◆ **AIM**: Give an exact copy of every line, leaving images out.

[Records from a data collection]
# # # # #

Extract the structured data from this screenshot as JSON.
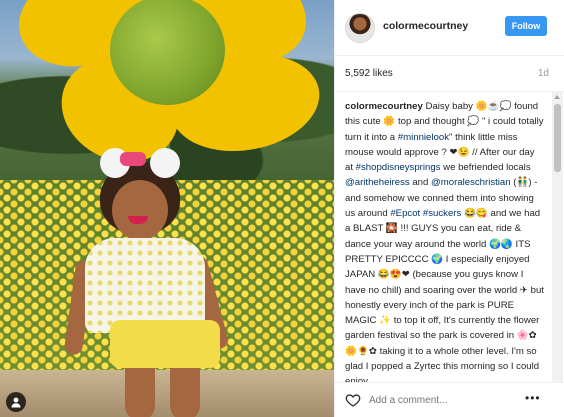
{
  "post": {
    "username": "colormecourtney",
    "follow_label": "Follow",
    "likes": "5,592 likes",
    "time_ago": "1d",
    "caption": {
      "username": "colormecourtney",
      "seg1": " Daisy baby 🌼☕💭 found this cute 🌼 top and thought 💭 \" i could totally turn it into a ",
      "tag1": "#minnielook",
      "seg2": "\" think little miss mouse would approve ? ❤😉 // After our day at ",
      "tag2": "#shopdisneysprings",
      "seg3": " we befriended locals ",
      "tag3": "@aritheheiress",
      "seg4": " and ",
      "tag4": "@moraleschristian",
      "seg5": " (👬) - and somehow we conned them into showing us around ",
      "tag5": "#Epcot",
      "seg6": " ",
      "tag6": "#suckers",
      "seg7": " 😂😋 and we had a BLAST 🎇 !!! GUYS you can eat, ride & dance your way around the world 🌍🌏 ITS PRETTY EPICCCC 🌍 I especially enjoyed JAPAN 😂😍❤ (because you guys know I have no chill) and soaring over the world ✈ but honestly every inch of the park is PURE MAGIC ✨ to top it off, It's currently the flower garden festival so the park is covered in 🌸✿🌼🌻✿ taking it to a whole other level. I'm so glad I popped a Zyrtec this morning so I could enjoy"
    },
    "comment_placeholder": "Add a comment...",
    "more_label": "•••"
  },
  "colors": {
    "follow_button": "#3897f0",
    "hashtag": "#003569",
    "border": "#efefef"
  },
  "icons": [
    "user-tag-icon",
    "heart-icon",
    "more-options-icon"
  ]
}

# # # # #

◆ **ANSWER TO THE TASK**:
Extract the structured data from this screenshot as JSON.
{
  "post": {
    "username": "colormecourtney",
    "follow_label": "Follow",
    "likes": "5,592 likes",
    "time_ago": "1d",
    "caption": {
      "username": "colormecourtney",
      "seg1": " Daisy baby 🌼☕💭 found this cute 🌼 top and thought 💭 \" i could totally turn it into a ",
      "tag1": "#minnielook",
      "seg2": "\" think little miss mouse would approve ? ❤😉 // After our day at ",
      "tag2": "#shopdisneysprings",
      "seg3": " we befriended locals ",
      "tag3": "@aritheheiress",
      "seg4": " and ",
      "tag4": "@moraleschristian",
      "seg5": " (👬) - and somehow we conned them into showing us around ",
      "tag5": "#Epcot",
      "seg6": " ",
      "tag6": "#suckers",
      "seg7": " 😂😋 and we had a BLAST 🎇 !!! GUYS you can eat, ride & dance your way around the world 🌍🌏 ITS PRETTY EPICCCC 🌍 I especially enjoyed JAPAN 😂😍❤ (because you guys know I have no chill) and soaring over the world ✈ but honestly every inch of the park is PURE MAGIC ✨ to top it off, It's currently the flower garden festival so the park is covered in 🌸✿🌼🌻✿ taking it to a whole other level. I'm so glad I popped a Zyrtec this morning so I could enjoy"
    },
    "comment_placeholder": "Add a comment...",
    "more_label": "•••"
  },
  "colors": {
    "follow_button": "#3897f0",
    "hashtag": "#003569",
    "border": "#efefef"
  },
  "icons": [
    "user-tag-icon",
    "heart-icon",
    "more-options-icon"
  ]
}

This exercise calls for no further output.